EXERCISE INSTRUCTIONS: Reproduce the data that follows in its entirety, character for character.

MATERIALS PROVIDED:
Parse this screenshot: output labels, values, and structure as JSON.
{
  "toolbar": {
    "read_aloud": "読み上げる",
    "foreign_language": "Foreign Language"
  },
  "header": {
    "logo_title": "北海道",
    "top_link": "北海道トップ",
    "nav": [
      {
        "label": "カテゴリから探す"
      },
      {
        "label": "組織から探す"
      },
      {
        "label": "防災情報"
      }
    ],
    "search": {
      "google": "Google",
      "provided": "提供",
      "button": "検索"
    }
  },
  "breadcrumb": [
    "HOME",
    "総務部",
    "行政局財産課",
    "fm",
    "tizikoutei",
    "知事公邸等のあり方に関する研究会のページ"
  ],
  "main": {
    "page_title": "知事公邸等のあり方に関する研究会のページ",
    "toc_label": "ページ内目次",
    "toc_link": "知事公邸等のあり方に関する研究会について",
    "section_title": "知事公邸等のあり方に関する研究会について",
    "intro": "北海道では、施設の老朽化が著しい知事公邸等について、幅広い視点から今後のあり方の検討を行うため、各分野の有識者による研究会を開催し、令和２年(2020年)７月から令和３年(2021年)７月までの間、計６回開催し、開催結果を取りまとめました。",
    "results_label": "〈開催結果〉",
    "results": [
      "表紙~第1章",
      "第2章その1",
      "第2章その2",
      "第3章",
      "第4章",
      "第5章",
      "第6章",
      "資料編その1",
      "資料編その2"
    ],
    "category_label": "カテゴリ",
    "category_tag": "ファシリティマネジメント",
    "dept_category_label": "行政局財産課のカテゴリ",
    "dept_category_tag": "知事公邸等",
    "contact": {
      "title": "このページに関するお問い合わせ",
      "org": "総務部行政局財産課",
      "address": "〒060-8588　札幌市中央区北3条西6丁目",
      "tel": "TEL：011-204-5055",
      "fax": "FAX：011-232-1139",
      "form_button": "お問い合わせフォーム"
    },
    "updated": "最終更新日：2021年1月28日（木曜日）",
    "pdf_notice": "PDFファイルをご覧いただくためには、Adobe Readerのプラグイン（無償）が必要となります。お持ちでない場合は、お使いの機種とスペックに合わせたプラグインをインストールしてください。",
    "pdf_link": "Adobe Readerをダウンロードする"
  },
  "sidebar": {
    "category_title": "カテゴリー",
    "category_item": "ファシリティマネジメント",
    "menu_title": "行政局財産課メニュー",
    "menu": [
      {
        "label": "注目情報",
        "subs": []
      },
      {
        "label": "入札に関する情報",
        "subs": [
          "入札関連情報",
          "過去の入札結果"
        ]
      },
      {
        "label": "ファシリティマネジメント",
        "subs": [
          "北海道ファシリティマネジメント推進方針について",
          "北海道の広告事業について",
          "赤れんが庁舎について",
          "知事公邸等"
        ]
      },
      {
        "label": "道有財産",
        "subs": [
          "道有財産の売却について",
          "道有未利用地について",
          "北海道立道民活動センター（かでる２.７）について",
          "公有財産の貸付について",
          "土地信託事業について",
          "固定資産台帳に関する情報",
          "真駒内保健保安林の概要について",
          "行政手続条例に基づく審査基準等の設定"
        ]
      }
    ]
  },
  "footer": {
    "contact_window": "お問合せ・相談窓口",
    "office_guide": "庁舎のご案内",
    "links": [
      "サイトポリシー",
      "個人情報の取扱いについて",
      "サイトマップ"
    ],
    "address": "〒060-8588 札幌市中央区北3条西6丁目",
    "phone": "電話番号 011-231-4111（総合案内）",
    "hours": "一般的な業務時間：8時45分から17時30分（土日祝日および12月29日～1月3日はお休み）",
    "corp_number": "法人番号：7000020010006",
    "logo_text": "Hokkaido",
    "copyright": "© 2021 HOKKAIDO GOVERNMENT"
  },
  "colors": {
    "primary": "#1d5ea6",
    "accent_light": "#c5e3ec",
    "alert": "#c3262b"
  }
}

COMPLETED TASK:
Parse this screenshot: output labels, values, and structure as JSON.
{
  "toolbar": {
    "read_aloud": "読み上げる",
    "foreign_language": "Foreign Language"
  },
  "header": {
    "logo_title": "北海道",
    "top_link": "北海道トップ",
    "nav": [
      {
        "label": "カテゴリから探す"
      },
      {
        "label": "組織から探す"
      },
      {
        "label": "防災情報"
      }
    ],
    "search": {
      "google": "Google",
      "provided": "提供",
      "button": "検索"
    }
  },
  "breadcrumb": [
    "HOME",
    "総務部",
    "行政局財産課",
    "fm",
    "tizikoutei",
    "知事公邸等のあり方に関する研究会のページ"
  ],
  "main": {
    "page_title": "知事公邸等のあり方に関する研究会のページ",
    "toc_label": "ページ内目次",
    "toc_link": "知事公邸等のあり方に関する研究会について",
    "section_title": "知事公邸等のあり方に関する研究会について",
    "intro": "北海道では、施設の老朽化が著しい知事公邸等について、幅広い視点から今後のあり方の検討を行うため、各分野の有識者による研究会を開催し、令和２年(2020年)７月から令和３年(2021年)７月までの間、計６回開催し、開催結果を取りまとめました。",
    "results_label": "〈開催結果〉",
    "results": [
      "表紙~第1章",
      "第2章その1",
      "第2章その2",
      "第3章",
      "第4章",
      "第5章",
      "第6章",
      "資料編その1",
      "資料編その2"
    ],
    "category_label": "カテゴリ",
    "category_tag": "ファシリティマネジメント",
    "dept_category_label": "行政局財産課のカテゴリ",
    "dept_category_tag": "知事公邸等",
    "contact": {
      "title": "このページに関するお問い合わせ",
      "org": "総務部行政局財産課",
      "address": "〒060-8588　札幌市中央区北3条西6丁目",
      "tel": "TEL：011-204-5055",
      "fax": "FAX：011-232-1139",
      "form_button": "お問い合わせフォーム"
    },
    "updated": "最終更新日：2021年1月28日（木曜日）",
    "pdf_notice": "PDFファイルをご覧いただくためには、Adobe Readerのプラグイン（無償）が必要となります。お持ちでない場合は、お使いの機種とスペックに合わせたプラグインをインストールしてください。",
    "pdf_link": "Adobe Readerをダウンロードする"
  },
  "sidebar": {
    "category_title": "カテゴリー",
    "category_item": "ファシリティマネジメント",
    "menu_title": "行政局財産課メニュー",
    "menu": [
      {
        "label": "注目情報",
        "subs": []
      },
      {
        "label": "入札に関する情報",
        "subs": [
          "入札関連情報",
          "過去の入札結果"
        ]
      },
      {
        "label": "ファシリティマネジメント",
        "subs": [
          "北海道ファシリティマネジメント推進方針について",
          "北海道の広告事業について",
          "赤れんが庁舎について",
          "知事公邸等"
        ]
      },
      {
        "label": "道有財産",
        "subs": [
          "道有財産の売却について",
          "道有未利用地について",
          "北海道立道民活動センター（かでる２.７）について",
          "公有財産の貸付について",
          "土地信託事業について",
          "固定資産台帳に関する情報",
          "真駒内保健保安林の概要について",
          "行政手続条例に基づく審査基準等の設定"
        ]
      }
    ]
  },
  "footer": {
    "contact_window": "お問合せ・相談窓口",
    "office_guide": "庁舎のご案内",
    "links": [
      "サイトポリシー",
      "個人情報の取扱いについて",
      "サイトマップ"
    ],
    "address": "〒060-8588 札幌市中央区北3条西6丁目",
    "phone": "電話番号 011-231-4111（総合案内）",
    "hours": "一般的な業務時間：8時45分から17時30分（土日祝日および12月29日～1月3日はお休み）",
    "corp_number": "法人番号：7000020010006",
    "logo_text": "Hokkaido",
    "copyright": "© 2021 HOKKAIDO GOVERNMENT"
  },
  "colors": {
    "primary": "#1d5ea6",
    "accent_light": "#c5e3ec",
    "alert": "#c3262b"
  }
}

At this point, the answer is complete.